Description of the task:
Copy, from the entries below, each line where the word "huruf" can be found.

Material for this task:
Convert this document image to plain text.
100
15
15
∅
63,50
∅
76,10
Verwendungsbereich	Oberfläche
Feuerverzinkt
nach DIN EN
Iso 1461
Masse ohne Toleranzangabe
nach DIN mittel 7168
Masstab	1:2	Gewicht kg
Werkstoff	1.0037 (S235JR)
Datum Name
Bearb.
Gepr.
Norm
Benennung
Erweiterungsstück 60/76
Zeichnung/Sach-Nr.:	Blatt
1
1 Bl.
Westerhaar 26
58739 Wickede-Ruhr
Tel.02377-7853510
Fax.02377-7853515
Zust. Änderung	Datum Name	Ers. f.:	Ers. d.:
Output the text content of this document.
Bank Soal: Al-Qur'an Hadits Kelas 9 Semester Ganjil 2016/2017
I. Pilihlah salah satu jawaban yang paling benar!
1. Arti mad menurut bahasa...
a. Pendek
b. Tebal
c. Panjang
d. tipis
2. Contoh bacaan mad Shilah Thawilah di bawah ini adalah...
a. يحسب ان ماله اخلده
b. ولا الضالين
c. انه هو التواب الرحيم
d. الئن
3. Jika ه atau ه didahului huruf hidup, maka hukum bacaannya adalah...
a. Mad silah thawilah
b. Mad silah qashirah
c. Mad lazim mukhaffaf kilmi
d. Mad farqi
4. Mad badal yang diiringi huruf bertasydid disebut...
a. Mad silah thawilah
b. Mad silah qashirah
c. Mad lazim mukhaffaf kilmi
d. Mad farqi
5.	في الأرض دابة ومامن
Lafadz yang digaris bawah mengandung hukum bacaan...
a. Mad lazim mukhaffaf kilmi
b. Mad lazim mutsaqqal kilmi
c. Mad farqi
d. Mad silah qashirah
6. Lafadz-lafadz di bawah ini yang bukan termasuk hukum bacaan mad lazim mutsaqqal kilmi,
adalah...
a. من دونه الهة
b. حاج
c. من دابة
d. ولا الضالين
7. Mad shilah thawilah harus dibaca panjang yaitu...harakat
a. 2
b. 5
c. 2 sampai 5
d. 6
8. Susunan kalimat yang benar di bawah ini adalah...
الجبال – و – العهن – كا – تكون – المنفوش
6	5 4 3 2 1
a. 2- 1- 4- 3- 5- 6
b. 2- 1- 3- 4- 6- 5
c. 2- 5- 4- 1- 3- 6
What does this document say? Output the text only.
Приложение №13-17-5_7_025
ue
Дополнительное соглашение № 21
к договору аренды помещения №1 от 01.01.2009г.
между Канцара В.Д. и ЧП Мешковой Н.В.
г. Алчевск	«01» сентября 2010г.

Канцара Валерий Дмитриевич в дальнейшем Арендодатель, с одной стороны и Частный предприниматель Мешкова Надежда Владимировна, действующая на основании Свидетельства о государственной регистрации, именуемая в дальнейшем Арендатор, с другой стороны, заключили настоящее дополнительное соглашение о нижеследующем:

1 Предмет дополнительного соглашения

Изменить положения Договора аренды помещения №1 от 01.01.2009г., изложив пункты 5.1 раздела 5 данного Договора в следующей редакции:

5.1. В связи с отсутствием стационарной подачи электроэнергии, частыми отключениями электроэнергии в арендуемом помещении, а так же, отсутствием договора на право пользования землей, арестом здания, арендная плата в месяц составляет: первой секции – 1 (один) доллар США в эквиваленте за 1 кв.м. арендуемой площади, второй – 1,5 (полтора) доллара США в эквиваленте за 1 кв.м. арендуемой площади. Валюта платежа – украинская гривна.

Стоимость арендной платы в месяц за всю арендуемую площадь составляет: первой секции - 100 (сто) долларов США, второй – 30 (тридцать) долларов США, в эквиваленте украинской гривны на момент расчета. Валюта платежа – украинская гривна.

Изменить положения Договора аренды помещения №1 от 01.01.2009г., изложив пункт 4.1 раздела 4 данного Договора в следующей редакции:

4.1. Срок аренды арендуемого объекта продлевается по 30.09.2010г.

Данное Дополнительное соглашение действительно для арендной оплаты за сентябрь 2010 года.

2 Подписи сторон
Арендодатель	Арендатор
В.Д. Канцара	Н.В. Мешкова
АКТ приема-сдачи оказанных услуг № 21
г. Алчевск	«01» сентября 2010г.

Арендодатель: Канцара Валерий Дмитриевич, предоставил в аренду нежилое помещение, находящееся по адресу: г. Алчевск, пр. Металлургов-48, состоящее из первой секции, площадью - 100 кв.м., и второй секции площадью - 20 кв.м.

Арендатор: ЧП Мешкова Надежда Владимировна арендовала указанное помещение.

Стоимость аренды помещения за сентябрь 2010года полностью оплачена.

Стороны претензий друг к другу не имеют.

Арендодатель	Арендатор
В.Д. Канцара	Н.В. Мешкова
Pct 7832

Reply to the exercise:
3. Jika ه atau ه didahului huruf hidup, maka hukum bacaannya adalah...
4. Mad badal yang diiringi huruf bertasydid disebut...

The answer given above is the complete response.